**TO BE DONE**
Return each line containing "JSON".
=== INFORMATION PROVIDED ===
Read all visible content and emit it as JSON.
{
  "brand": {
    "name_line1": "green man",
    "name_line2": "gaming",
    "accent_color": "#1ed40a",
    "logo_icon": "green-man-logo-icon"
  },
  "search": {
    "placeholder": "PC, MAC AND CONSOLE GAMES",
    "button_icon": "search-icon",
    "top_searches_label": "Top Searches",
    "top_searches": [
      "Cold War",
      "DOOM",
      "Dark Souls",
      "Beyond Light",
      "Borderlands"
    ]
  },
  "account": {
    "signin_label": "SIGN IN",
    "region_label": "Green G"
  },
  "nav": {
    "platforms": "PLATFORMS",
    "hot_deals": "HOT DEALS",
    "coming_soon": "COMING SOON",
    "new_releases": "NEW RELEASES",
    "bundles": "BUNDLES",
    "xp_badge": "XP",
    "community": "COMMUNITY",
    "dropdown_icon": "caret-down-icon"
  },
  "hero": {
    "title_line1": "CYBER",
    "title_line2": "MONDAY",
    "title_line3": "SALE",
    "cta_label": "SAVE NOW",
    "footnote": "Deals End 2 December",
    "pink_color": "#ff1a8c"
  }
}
===
=== INFORMATION PROVIDED ===
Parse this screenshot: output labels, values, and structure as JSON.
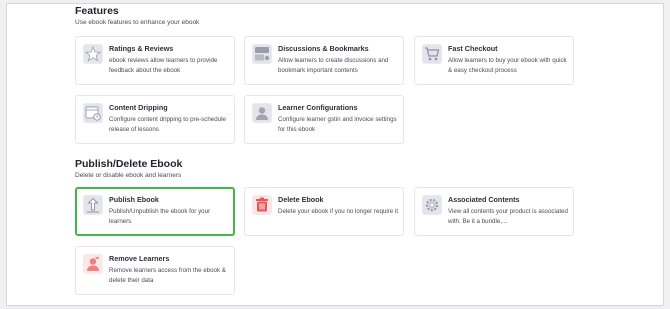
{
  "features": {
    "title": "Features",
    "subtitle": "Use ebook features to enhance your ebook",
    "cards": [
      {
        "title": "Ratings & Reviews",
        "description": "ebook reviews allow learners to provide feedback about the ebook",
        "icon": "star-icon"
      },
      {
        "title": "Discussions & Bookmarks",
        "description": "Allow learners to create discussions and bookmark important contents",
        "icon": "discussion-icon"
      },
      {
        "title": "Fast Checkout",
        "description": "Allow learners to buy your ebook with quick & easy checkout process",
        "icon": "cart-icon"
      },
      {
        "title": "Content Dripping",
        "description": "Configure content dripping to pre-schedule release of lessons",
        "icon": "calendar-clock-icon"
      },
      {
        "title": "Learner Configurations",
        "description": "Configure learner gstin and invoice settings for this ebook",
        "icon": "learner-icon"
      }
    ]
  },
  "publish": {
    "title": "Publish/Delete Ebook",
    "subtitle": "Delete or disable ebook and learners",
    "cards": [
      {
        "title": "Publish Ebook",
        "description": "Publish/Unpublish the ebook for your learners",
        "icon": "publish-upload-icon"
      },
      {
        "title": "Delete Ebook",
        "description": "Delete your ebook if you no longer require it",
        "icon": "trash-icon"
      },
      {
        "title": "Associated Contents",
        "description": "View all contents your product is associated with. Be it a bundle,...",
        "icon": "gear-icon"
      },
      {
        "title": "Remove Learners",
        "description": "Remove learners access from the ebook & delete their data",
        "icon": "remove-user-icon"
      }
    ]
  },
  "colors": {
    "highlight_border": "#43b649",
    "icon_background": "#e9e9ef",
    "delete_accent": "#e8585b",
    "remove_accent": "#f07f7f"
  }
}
===
**ANSWER TO THE TASK**
Read all visible content and emit it as JSON.
Parse this screenshot: output labels, values, and structure as JSON.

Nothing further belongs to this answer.